** Start of THE INPUT **

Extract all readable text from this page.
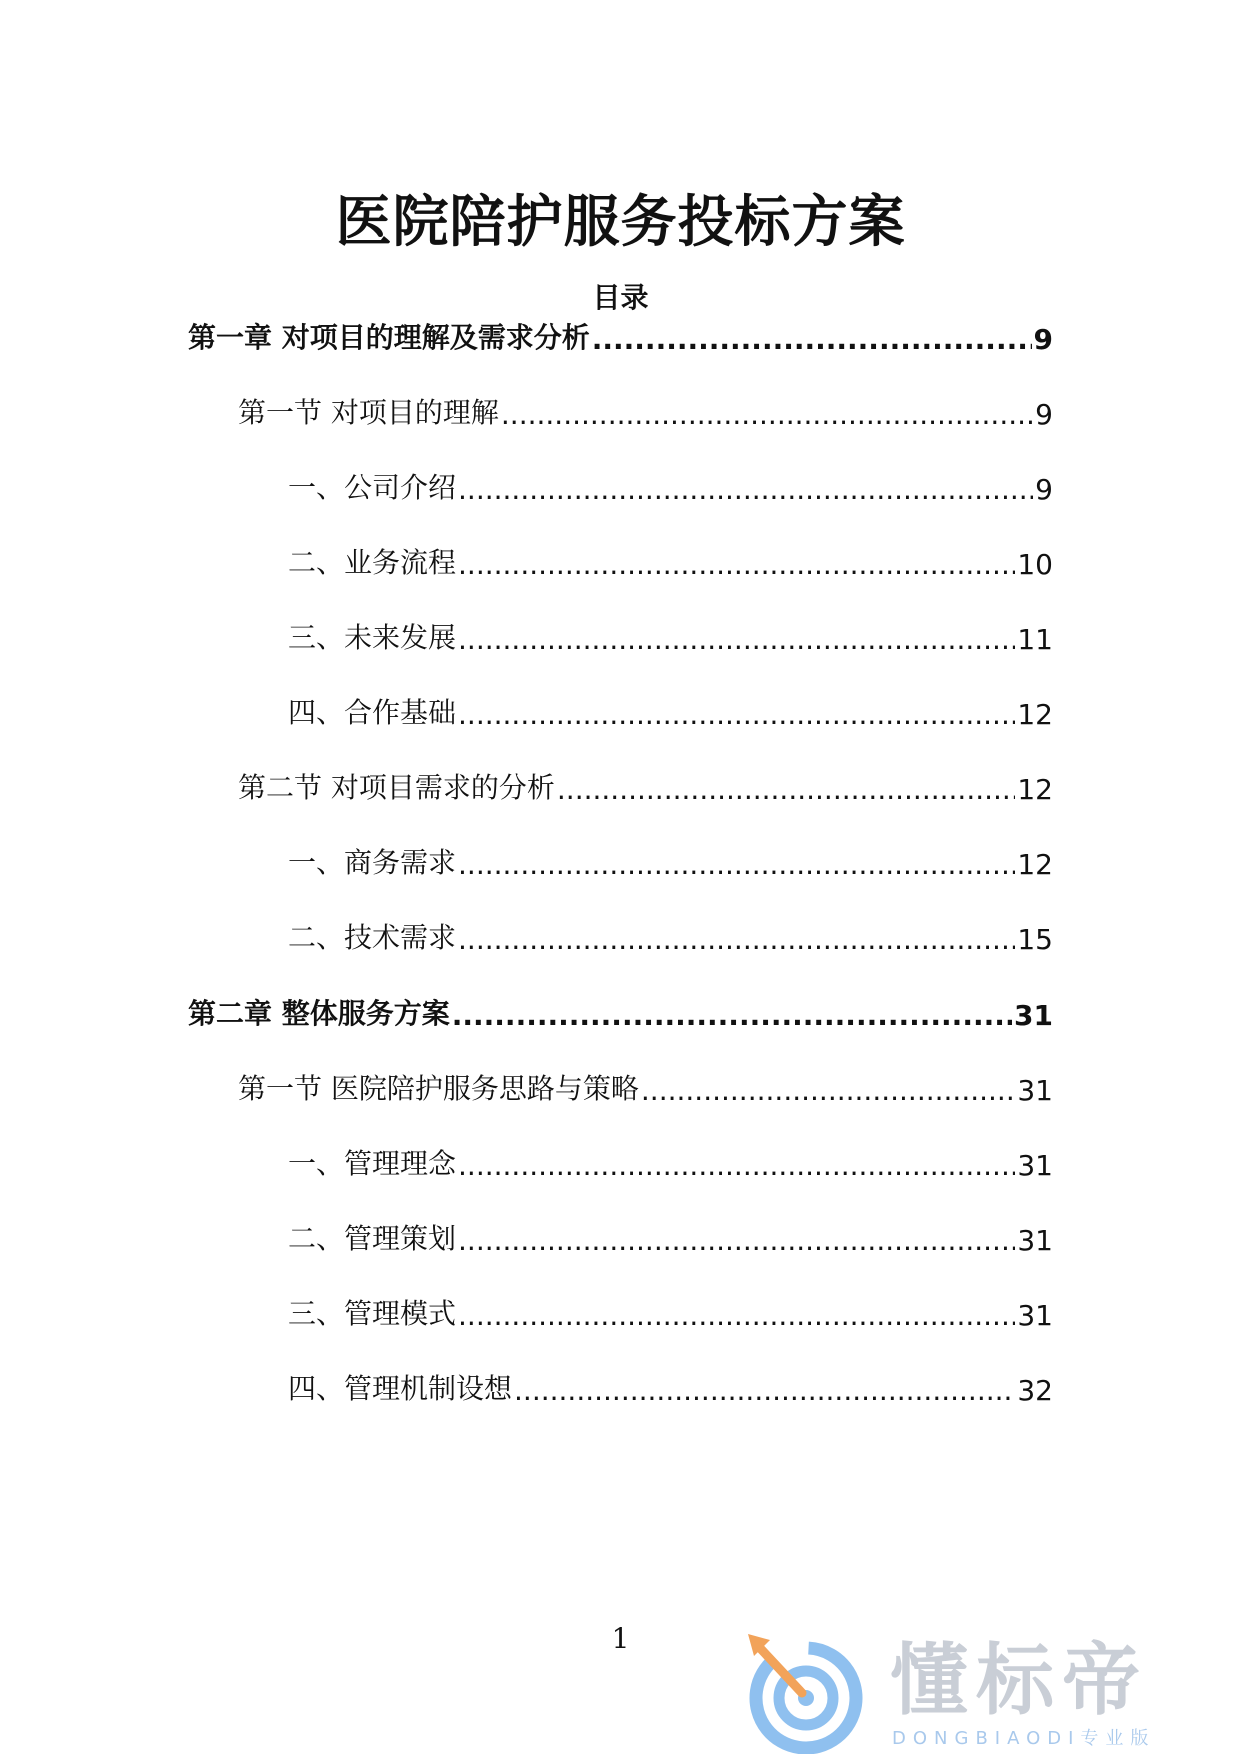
医院陪护服务投标方案
目录
第一章 对项目的理解及需求分析 .....	9
第一节 对项目的理解 .....	9
一、公司介绍 .....	9
二、业务流程 .....	10
三、未来发展 .....	11
四、合作基础 .....	12
第二节 对项目需求的分析 .....	12
一、商务需求 .....	12
二、技术需求 .....	15
第二章 整体服务方案 .....	31
第一节 医院陪护服务思路与策略 .....	31
一、管理理念 .....	31
二、管理策划 .....	31
三、管理模式 .....	31
四、管理机制设想 .....	32
1	懂标帝
DONGBIAODI专业版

** End of THE INPUT **

* [DO THIS]
Write out the listing above exactly as it stands, pictures excluded.

* [RESPONSE TO THIS TASK]
Extract all readable text from this page.
医院陪护服务投标方案
目录
第一章 对项目的理解及需求分析 .....	9
第一节 对项目的理解 .....	9
一、公司介绍 .....	9
二、业务流程 .....	10
三、未来发展 .....	11
四、合作基础 .....	12
第二节 对项目需求的分析 .....	12
一、商务需求 .....	12
二、技术需求 .....	15
第二章 整体服务方案 .....	31
第一节 医院陪护服务思路与策略 .....	31
一、管理理念 .....	31
二、管理策划 .....	31
三、管理模式 .....	31
四、管理机制设想 .....	32
1	懂标帝
DONGBIAODI专业版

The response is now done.